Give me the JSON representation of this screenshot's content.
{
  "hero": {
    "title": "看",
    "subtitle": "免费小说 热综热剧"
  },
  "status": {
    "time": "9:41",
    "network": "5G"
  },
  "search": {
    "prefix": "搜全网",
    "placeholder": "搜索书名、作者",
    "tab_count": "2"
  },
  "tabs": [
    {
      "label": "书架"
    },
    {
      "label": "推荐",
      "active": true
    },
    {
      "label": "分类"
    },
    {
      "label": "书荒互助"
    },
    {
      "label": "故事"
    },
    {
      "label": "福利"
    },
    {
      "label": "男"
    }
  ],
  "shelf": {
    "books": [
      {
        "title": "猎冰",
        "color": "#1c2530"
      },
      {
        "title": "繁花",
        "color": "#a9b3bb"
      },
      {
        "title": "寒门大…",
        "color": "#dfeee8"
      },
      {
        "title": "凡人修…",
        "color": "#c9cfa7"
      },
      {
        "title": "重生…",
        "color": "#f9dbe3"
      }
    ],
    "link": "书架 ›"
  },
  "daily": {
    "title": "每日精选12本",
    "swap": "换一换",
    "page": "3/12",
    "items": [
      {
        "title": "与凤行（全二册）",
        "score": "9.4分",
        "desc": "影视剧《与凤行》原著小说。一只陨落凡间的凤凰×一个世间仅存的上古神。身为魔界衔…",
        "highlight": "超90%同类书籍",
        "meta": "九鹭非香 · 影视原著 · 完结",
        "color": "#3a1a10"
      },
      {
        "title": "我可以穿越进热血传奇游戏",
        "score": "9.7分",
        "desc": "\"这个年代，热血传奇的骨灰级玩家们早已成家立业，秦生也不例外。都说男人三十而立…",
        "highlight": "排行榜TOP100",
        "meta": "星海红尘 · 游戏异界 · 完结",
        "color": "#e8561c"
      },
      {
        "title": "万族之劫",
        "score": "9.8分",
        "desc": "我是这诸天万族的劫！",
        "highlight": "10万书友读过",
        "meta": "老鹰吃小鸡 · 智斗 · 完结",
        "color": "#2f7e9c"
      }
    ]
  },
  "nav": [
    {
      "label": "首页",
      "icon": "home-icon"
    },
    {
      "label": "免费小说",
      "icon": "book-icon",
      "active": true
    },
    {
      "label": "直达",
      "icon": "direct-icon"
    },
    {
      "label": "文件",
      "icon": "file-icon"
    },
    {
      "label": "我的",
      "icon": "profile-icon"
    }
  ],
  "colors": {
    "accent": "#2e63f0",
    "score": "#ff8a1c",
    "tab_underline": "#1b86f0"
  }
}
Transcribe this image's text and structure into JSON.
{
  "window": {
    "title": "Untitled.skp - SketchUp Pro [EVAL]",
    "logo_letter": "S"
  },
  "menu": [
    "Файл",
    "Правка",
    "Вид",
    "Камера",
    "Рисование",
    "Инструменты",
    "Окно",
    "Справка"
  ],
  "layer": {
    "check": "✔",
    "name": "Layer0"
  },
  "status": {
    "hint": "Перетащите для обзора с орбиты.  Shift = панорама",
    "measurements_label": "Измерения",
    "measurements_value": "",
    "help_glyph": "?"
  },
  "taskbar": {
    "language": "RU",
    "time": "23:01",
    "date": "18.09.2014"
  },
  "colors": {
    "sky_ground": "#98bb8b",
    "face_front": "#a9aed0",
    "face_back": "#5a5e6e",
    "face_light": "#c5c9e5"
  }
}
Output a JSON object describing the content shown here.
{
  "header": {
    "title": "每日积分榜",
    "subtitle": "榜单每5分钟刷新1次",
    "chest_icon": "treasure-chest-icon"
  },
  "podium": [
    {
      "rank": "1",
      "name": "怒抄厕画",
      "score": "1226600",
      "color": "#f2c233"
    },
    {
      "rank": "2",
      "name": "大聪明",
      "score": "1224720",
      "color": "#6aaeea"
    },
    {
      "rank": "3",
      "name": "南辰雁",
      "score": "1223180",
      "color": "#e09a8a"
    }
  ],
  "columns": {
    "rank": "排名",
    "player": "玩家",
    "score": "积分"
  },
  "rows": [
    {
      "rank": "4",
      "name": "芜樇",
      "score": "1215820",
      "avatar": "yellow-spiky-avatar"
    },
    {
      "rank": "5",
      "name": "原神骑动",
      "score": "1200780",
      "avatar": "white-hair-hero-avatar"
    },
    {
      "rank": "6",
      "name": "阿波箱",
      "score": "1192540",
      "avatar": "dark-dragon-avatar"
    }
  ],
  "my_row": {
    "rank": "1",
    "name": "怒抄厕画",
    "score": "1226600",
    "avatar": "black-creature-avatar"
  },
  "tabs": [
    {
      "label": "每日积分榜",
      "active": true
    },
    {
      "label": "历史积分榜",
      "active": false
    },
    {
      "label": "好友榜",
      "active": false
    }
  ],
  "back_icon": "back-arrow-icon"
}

__The problem__
Which lines of the data above contain "meta"? Copy each one.

__Correct response__
        "meta": "九鹭非香 · 影视原著 · 完结",
        "meta": "星海红尘 · 游戏异界 · 完结",
        "meta": "老鹰吃小鸡 · 智斗 · 完结",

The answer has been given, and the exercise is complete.